Copy out the complete listing, word for word.
---
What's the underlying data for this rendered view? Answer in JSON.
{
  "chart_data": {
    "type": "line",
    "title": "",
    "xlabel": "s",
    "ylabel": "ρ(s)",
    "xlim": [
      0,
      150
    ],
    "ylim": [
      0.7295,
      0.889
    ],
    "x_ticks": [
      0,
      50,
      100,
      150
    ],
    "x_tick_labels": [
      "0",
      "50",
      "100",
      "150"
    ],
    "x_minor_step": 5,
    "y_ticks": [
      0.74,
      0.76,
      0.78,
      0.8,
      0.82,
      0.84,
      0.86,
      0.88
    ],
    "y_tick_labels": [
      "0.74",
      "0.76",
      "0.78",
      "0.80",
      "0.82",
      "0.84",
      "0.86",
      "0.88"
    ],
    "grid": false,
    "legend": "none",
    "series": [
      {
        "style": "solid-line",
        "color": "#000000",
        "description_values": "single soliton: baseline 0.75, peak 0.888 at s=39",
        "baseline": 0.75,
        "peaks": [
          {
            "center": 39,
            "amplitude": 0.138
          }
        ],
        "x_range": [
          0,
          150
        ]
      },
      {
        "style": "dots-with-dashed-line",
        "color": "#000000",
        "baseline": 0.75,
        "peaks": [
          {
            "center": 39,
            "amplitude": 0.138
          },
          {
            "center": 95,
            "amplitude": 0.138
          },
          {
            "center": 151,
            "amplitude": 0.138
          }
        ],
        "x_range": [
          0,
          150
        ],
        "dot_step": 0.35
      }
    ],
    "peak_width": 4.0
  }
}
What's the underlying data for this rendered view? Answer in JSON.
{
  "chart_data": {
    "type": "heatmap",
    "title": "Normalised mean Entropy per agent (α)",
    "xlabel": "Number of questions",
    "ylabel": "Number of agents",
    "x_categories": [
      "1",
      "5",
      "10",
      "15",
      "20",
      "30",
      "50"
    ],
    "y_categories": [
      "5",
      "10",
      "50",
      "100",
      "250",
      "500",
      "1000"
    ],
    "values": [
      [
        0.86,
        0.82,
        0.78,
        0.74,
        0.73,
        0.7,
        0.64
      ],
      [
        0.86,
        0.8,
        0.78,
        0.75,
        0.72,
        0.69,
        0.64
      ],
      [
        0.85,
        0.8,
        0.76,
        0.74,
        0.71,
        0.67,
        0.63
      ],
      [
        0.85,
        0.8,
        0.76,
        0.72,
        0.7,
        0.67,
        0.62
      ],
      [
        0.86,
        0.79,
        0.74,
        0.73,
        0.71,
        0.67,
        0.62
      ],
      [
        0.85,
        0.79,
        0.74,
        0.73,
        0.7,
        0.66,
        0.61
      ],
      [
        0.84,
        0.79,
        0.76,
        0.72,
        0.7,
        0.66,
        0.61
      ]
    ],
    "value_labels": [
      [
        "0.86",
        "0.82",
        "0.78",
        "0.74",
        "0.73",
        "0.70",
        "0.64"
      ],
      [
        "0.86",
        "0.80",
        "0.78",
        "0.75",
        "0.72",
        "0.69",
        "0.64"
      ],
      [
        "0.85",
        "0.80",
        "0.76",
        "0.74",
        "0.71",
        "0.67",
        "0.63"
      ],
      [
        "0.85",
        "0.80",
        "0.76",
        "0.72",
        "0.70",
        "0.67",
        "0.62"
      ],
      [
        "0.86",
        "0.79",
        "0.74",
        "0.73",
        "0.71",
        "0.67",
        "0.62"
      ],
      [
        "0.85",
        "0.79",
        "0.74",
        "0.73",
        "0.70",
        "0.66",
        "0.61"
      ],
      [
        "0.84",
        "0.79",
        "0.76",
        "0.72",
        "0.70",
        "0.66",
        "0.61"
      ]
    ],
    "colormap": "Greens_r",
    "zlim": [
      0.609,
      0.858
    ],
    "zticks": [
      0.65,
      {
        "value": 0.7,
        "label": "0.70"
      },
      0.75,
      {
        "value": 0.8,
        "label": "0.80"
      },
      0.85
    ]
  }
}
---
▶ [Output below]:
What's the underlying data for this rendered view? Answer in JSON.
{
  "chart_data": {
    "type": "line",
    "title": "",
    "xlabel": "s",
    "ylabel": "ρ(s)",
    "xlim": [
      0,
      150
    ],
    "ylim": [
      0.7295,
      0.889
    ],
    "x_ticks": [
      0,
      50,
      100,
      150
    ],
    "x_tick_labels": [
      "0",
      "50",
      "100",
      "150"
    ],
    "x_minor_step": 5,
    "y_ticks": [
      0.74,
      0.76,
      0.78,
      0.8,
      0.82,
      0.84,
      0.86,
      0.88
    ],
    "y_tick_labels": [
      "0.74",
      "0.76",
      "0.78",
      "0.80",
      "0.82",
      "0.84",
      "0.86",
      "0.88"
    ],
    "grid": false,
    "legend": "none",
    "series": [
      {
        "style": "solid-line",
        "color": "#000000",
        "description_values": "single soliton: baseline 0.75, peak 0.888 at s=39",
        "baseline": 0.75,
        "peaks": [
          {
            "center": 39,
            "amplitude": 0.138
          }
        ],
        "x_range": [
          0,
          150
        ]
      },
      {
        "style": "dots-with-dashed-line",
        "color": "#000000",
        "baseline": 0.75,
        "peaks": [
          {
            "center": 39,
            "amplitude": 0.138
          },
          {
            "center": 95,
            "amplitude": 0.138
          },
          {
            "center": 151,
            "amplitude": 0.138
          }
        ],
        "x_range": [
          0,
          150
        ],
        "dot_step": 0.35
      }
    ],
    "peak_width": 4.0
  }
}
What's the underlying data for this rendered view? Answer in JSON.
{
  "chart_data": {
    "type": "heatmap",
    "title": "Normalised mean Entropy per agent (α)",
    "xlabel": "Number of questions",
    "ylabel": "Number of agents",
    "x_categories": [
      "1",
      "5",
      "10",
      "15",
      "20",
      "30",
      "50"
    ],
    "y_categories": [
      "5",
      "10",
      "50",
      "100",
      "250",
      "500",
      "1000"
    ],
    "values": [
      [
        0.86,
        0.82,
        0.78,
        0.74,
        0.73,
        0.7,
        0.64
      ],
      [
        0.86,
        0.8,
        0.78,
        0.75,
        0.72,
        0.69,
        0.64
      ],
      [
        0.85,
        0.8,
        0.76,
        0.74,
        0.71,
        0.67,
        0.63
      ],
      [
        0.85,
        0.8,
        0.76,
        0.72,
        0.7,
        0.67,
        0.62
      ],
      [
        0.86,
        0.79,
        0.74,
        0.73,
        0.71,
        0.67,
        0.62
      ],
      [
        0.85,
        0.79,
        0.74,
        0.73,
        0.7,
        0.66,
        0.61
      ],
      [
        0.84,
        0.79,
        0.76,
        0.72,
        0.7,
        0.66,
        0.61
      ]
    ],
    "value_labels": [
      [
        "0.86",
        "0.82",
        "0.78",
        "0.74",
        "0.73",
        "0.70",
        "0.64"
      ],
      [
        "0.86",
        "0.80",
        "0.78",
        "0.75",
        "0.72",
        "0.69",
        "0.64"
      ],
      [
        "0.85",
        "0.80",
        "0.76",
        "0.74",
        "0.71",
        "0.67",
        "0.63"
      ],
      [
        "0.85",
        "0.80",
        "0.76",
        "0.72",
        "0.70",
        "0.67",
        "0.62"
      ],
      [
        "0.86",
        "0.79",
        "0.74",
        "0.73",
        "0.71",
        "0.67",
        "0.62"
      ],
      [
        "0.85",
        "0.79",
        "0.74",
        "0.73",
        "0.70",
        "0.66",
        "0.61"
      ],
      [
        "0.84",
        "0.79",
        "0.76",
        "0.72",
        "0.70",
        "0.66",
        "0.61"
      ]
    ],
    "colormap": "Greens_r",
    "zlim": [
      0.609,
      0.858
    ],
    "zticks": [
      0.65,
      {
        "value": 0.7,
        "label": "0.70"
      },
      0.75,
      {
        "value": 0.8,
        "label": "0.80"
      },
      0.85
    ]
  }
}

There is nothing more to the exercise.